> _Data shown_
■ ■ ■ ■

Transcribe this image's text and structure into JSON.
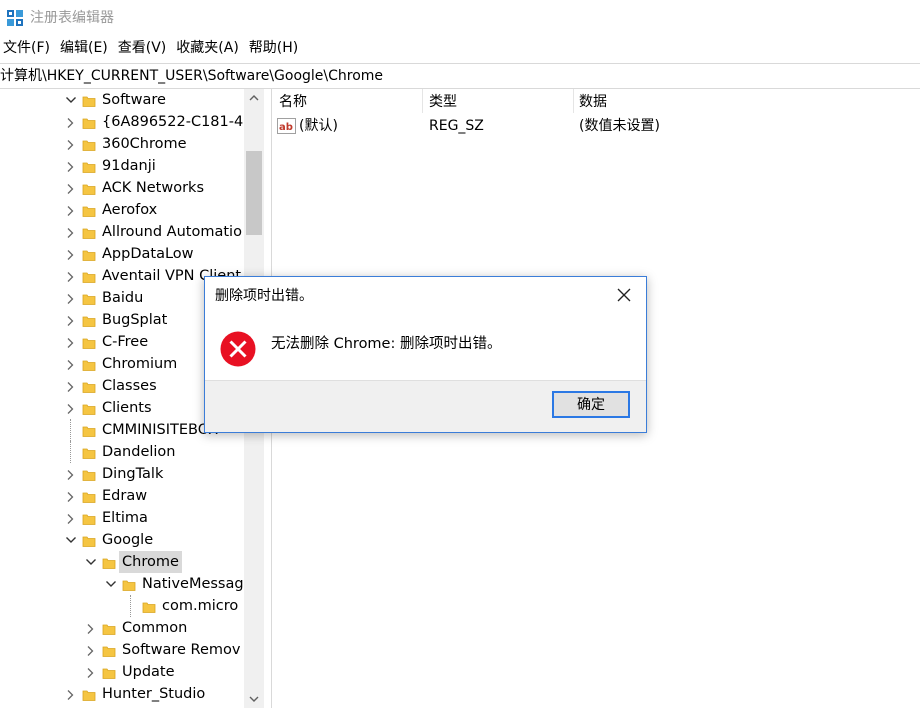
{
  "window": {
    "title": "注册表编辑器"
  },
  "menu": [
    "文件(F)",
    "编辑(E)",
    "查看(V)",
    "收藏夹(A)",
    "帮助(H)"
  ],
  "address": "计算机\\HKEY_CURRENT_USER\\Software\\Google\\Chrome",
  "tree": [
    {
      "label": "Software",
      "expanded": true
    },
    {
      "label": "{6A896522-C181-4",
      "expanded": false
    },
    {
      "label": "360Chrome",
      "expanded": false
    },
    {
      "label": "91danji",
      "expanded": false
    },
    {
      "label": "ACK Networks",
      "expanded": false
    },
    {
      "label": "Aerofox",
      "expanded": false
    },
    {
      "label": "Allround Automatio",
      "expanded": false
    },
    {
      "label": "AppDataLow",
      "expanded": false
    },
    {
      "label": "Aventail VPN Client",
      "expanded": false
    },
    {
      "label": "Baidu",
      "expanded": false
    },
    {
      "label": "BugSplat",
      "expanded": false
    },
    {
      "label": "C-Free",
      "expanded": false
    },
    {
      "label": "Chromium",
      "expanded": false
    },
    {
      "label": "Classes",
      "expanded": false
    },
    {
      "label": "Clients",
      "expanded": false
    },
    {
      "label": "CMMINISITEBOX",
      "expanded": null
    },
    {
      "label": "Dandelion",
      "expanded": null
    },
    {
      "label": "DingTalk",
      "expanded": false
    },
    {
      "label": "Edraw",
      "expanded": false
    },
    {
      "label": "Eltima",
      "expanded": false
    },
    {
      "label": "Google",
      "expanded": true
    },
    {
      "label": "Chrome",
      "expanded": true,
      "selected": true
    },
    {
      "label": "NativeMessag",
      "expanded": true
    },
    {
      "label": "com.micro",
      "expanded": null
    },
    {
      "label": "Common",
      "expanded": false
    },
    {
      "label": "Software Remov",
      "expanded": false
    },
    {
      "label": "Update",
      "expanded": false
    },
    {
      "label": "Hunter_Studio",
      "expanded": false
    }
  ],
  "columns": {
    "name": "名称",
    "type": "类型",
    "data": "数据"
  },
  "values": [
    {
      "name": "(默认)",
      "type": "REG_SZ",
      "data": "(数值未设置)"
    }
  ],
  "dialog": {
    "title": "删除项时出错。",
    "message": "无法删除 Chrome: 删除项时出错。",
    "ok_label": "确定"
  },
  "colors": {
    "accent": "#2b78e4",
    "error": "#e81123",
    "folder": "#f5c542"
  }
}
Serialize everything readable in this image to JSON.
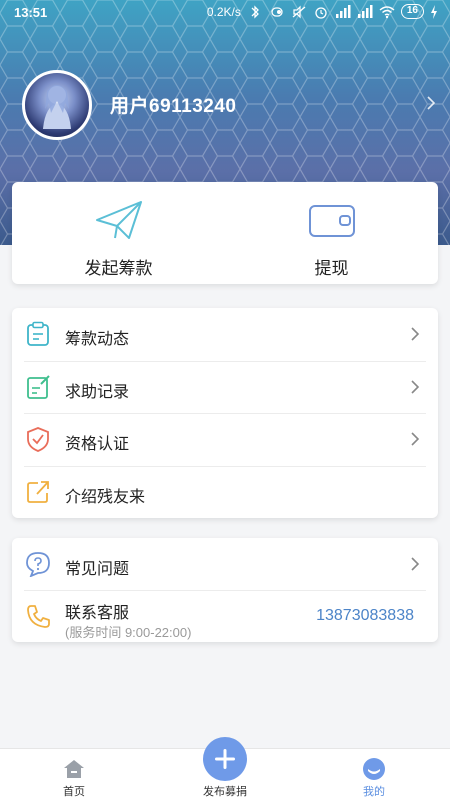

■ ■ ■ ■

Write out every line above exactly as it is, leaving out the pictures.

Transcribe this image's text and structure into JSON.
{
  "window": {
    "title": "注册表编辑器"
  },
  "menu": [
    "文件(F)",
    "编辑(E)",
    "查看(V)",
    "收藏夹(A)",
    "帮助(H)"
  ],
  "address": "计算机\\HKEY_CURRENT_USER\\Software\\Google\\Chrome",
  "tree": [
    {
      "label": "Software",
      "expanded": true
    },
    {
      "label": "{6A896522-C181-4",
      "expanded": false
    },
    {
      "label": "360Chrome",
      "expanded": false
    },
    {
      "label": "91danji",
      "expanded": false
    },
    {
      "label": "ACK Networks",
      "expanded": false
    },
    {
      "label": "Aerofox",
      "expanded": false
    },
    {
      "label": "Allround Automatio",
      "expanded": false
    },
    {
      "label": "AppDataLow",
      "expanded": false
    },
    {
      "label": "Aventail VPN Client",
      "expanded": false
    },
    {
      "label": "Baidu",
      "expanded": false
    },
    {
      "label": "BugSplat",
      "expanded": false
    },
    {
      "label": "C-Free",
      "expanded": false
    },
    {
      "label": "Chromium",
      "expanded": false
    },
    {
      "label": "Classes",
      "expanded": false
    },
    {
      "label": "Clients",
      "expanded": false
    },
    {
      "label": "CMMINISITEBOX",
      "expanded": null
    },
    {
      "label": "Dandelion",
      "expanded": null
    },
    {
      "label": "DingTalk",
      "expanded": false
    },
    {
      "label": "Edraw",
      "expanded": false
    },
    {
      "label": "Eltima",
      "expanded": false
    },
    {
      "label": "Google",
      "expanded": true
    },
    {
      "label": "Chrome",
      "expanded": true,
      "selected": true
    },
    {
      "label": "NativeMessag",
      "expanded": true
    },
    {
      "label": "com.micro",
      "expanded": null
    },
    {
      "label": "Common",
      "expanded": false
    },
    {
      "label": "Software Remov",
      "expanded": false
    },
    {
      "label": "Update",
      "expanded": false
    },
    {
      "label": "Hunter_Studio",
      "expanded": false
    }
  ],
  "columns": {
    "name": "名称",
    "type": "类型",
    "data": "数据"
  },
  "values": [
    {
      "name": "(默认)",
      "type": "REG_SZ",
      "data": "(数值未设置)"
    }
  ],
  "dialog": {
    "title": "删除项时出错。",
    "message": "无法删除 Chrome: 删除项时出错。",
    "ok_label": "确定"
  },
  "colors": {
    "accent": "#2b78e4",
    "error": "#e81123",
    "folder": "#f5c542"
  }
}
Serialize everything readable in this image to JSON.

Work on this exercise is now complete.